[INSTRUCTIONS FOR THE TASK]: Would you repeat the listing exactly but omit every picture?

[BEGIN GIVEN DATA]

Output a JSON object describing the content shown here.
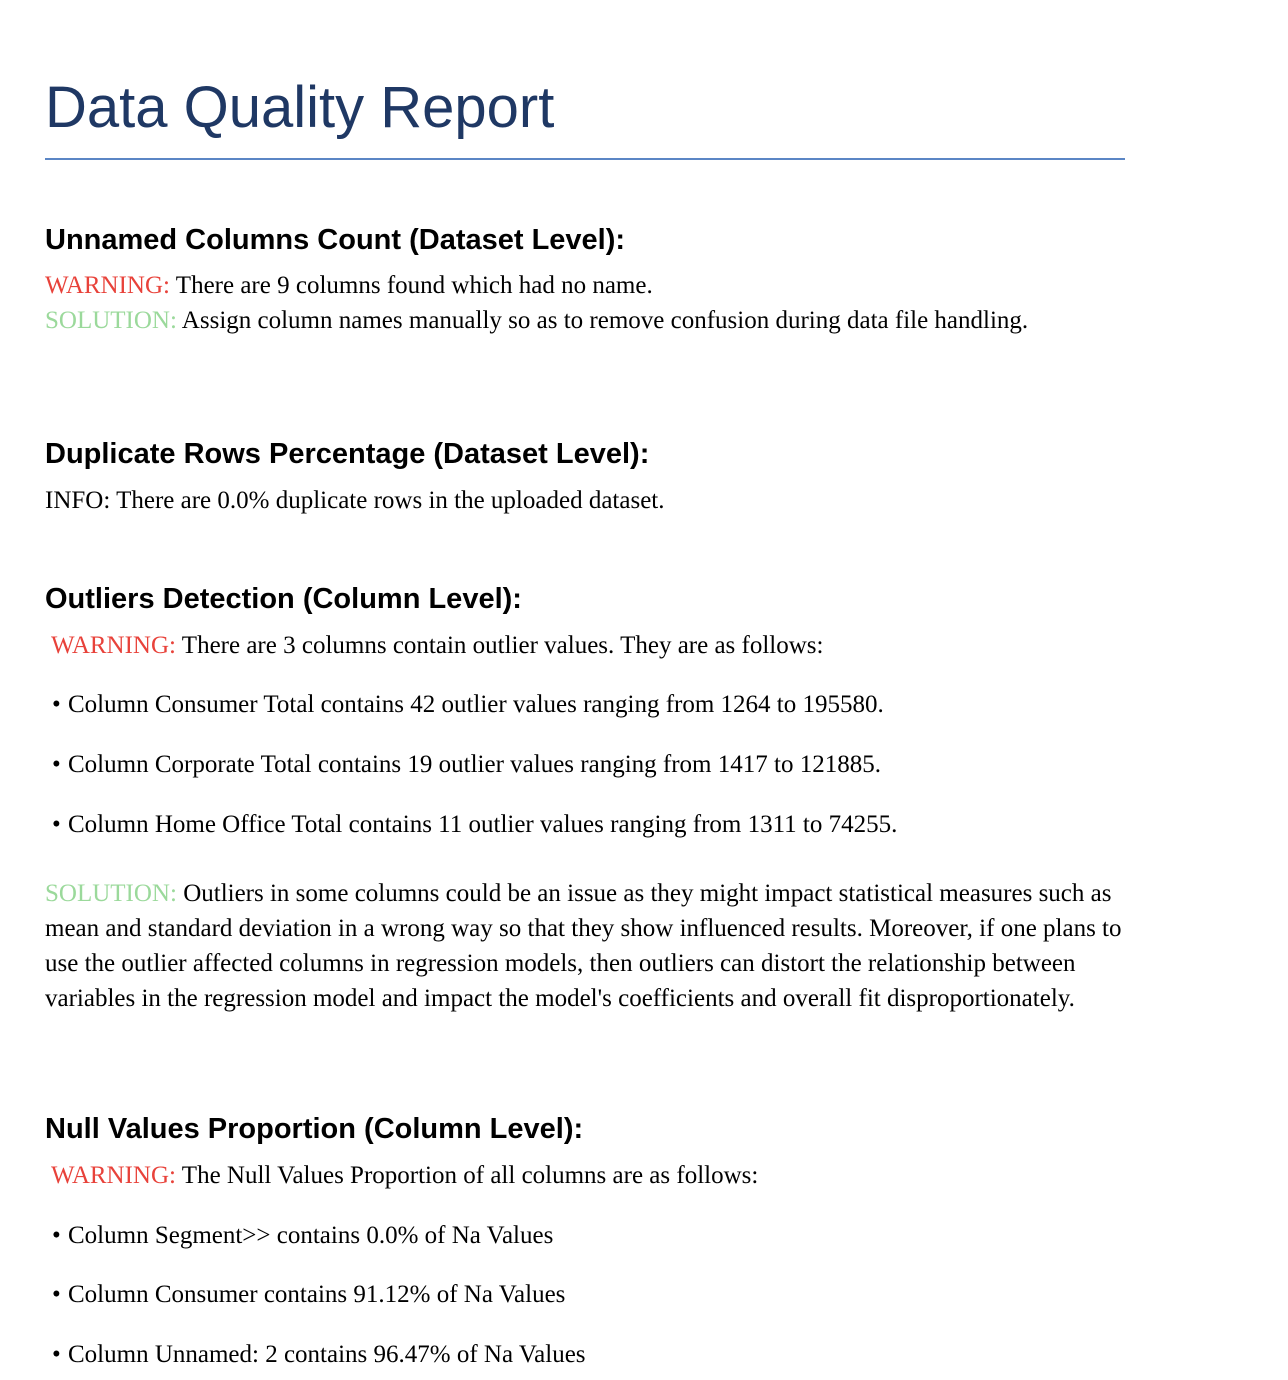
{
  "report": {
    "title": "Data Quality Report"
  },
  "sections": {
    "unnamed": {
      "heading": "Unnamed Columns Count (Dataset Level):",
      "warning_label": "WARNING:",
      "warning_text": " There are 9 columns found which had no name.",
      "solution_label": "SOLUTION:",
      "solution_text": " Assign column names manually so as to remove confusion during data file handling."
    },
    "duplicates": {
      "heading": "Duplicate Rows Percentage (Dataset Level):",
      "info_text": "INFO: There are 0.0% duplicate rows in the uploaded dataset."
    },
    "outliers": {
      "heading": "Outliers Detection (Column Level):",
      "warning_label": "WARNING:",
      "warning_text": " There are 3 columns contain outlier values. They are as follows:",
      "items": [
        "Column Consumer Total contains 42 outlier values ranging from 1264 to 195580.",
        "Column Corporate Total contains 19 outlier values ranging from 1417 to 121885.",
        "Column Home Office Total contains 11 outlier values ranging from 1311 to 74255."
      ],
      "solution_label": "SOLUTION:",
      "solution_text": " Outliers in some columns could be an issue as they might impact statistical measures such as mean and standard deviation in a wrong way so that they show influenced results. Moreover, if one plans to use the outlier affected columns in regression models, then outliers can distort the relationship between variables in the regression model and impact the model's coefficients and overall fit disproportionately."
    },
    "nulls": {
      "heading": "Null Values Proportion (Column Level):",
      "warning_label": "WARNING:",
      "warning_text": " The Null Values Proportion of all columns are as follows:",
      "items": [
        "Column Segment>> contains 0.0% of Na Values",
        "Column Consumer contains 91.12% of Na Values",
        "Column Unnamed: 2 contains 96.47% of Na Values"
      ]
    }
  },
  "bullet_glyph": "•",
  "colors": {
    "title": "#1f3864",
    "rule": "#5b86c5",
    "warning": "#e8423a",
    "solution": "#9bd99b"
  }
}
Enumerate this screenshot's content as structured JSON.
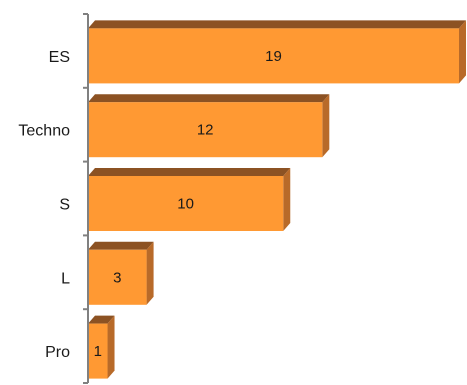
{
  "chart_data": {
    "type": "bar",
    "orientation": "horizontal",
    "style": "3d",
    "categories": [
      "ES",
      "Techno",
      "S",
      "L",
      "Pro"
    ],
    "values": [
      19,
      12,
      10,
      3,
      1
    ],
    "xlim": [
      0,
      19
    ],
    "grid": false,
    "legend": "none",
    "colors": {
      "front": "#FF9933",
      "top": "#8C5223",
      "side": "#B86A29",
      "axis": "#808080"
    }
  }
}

[END GIVEN DATA]

[RESULT]:
Output a JSON object describing the content shown here.
{
  "report": {
    "title": "Data Quality Report"
  },
  "sections": {
    "unnamed": {
      "heading": "Unnamed Columns Count (Dataset Level):",
      "warning_label": "WARNING:",
      "warning_text": " There are 9 columns found which had no name.",
      "solution_label": "SOLUTION:",
      "solution_text": " Assign column names manually so as to remove confusion during data file handling."
    },
    "duplicates": {
      "heading": "Duplicate Rows Percentage (Dataset Level):",
      "info_text": "INFO: There are 0.0% duplicate rows in the uploaded dataset."
    },
    "outliers": {
      "heading": "Outliers Detection (Column Level):",
      "warning_label": "WARNING:",
      "warning_text": " There are 3 columns contain outlier values. They are as follows:",
      "items": [
        "Column Consumer Total contains 42 outlier values ranging from 1264 to 195580.",
        "Column Corporate Total contains 19 outlier values ranging from 1417 to 121885.",
        "Column Home Office Total contains 11 outlier values ranging from 1311 to 74255."
      ],
      "solution_label": "SOLUTION:",
      "solution_text": " Outliers in some columns could be an issue as they might impact statistical measures such as mean and standard deviation in a wrong way so that they show influenced results. Moreover, if one plans to use the outlier affected columns in regression models, then outliers can distort the relationship between variables in the regression model and impact the model's coefficients and overall fit disproportionately."
    },
    "nulls": {
      "heading": "Null Values Proportion (Column Level):",
      "warning_label": "WARNING:",
      "warning_text": " The Null Values Proportion of all columns are as follows:",
      "items": [
        "Column Segment>> contains 0.0% of Na Values",
        "Column Consumer contains 91.12% of Na Values",
        "Column Unnamed: 2 contains 96.47% of Na Values"
      ]
    }
  },
  "bullet_glyph": "•",
  "colors": {
    "title": "#1f3864",
    "rule": "#5b86c5",
    "warning": "#e8423a",
    "solution": "#9bd99b"
  }
}
Enumerate this screenshot's content as structured JSON.
{
  "chart_data": {
    "type": "bar",
    "orientation": "horizontal",
    "style": "3d",
    "categories": [
      "ES",
      "Techno",
      "S",
      "L",
      "Pro"
    ],
    "values": [
      19,
      12,
      10,
      3,
      1
    ],
    "xlim": [
      0,
      19
    ],
    "grid": false,
    "legend": "none",
    "colors": {
      "front": "#FF9933",
      "top": "#8C5223",
      "side": "#B86A29",
      "axis": "#808080"
    }
  }
}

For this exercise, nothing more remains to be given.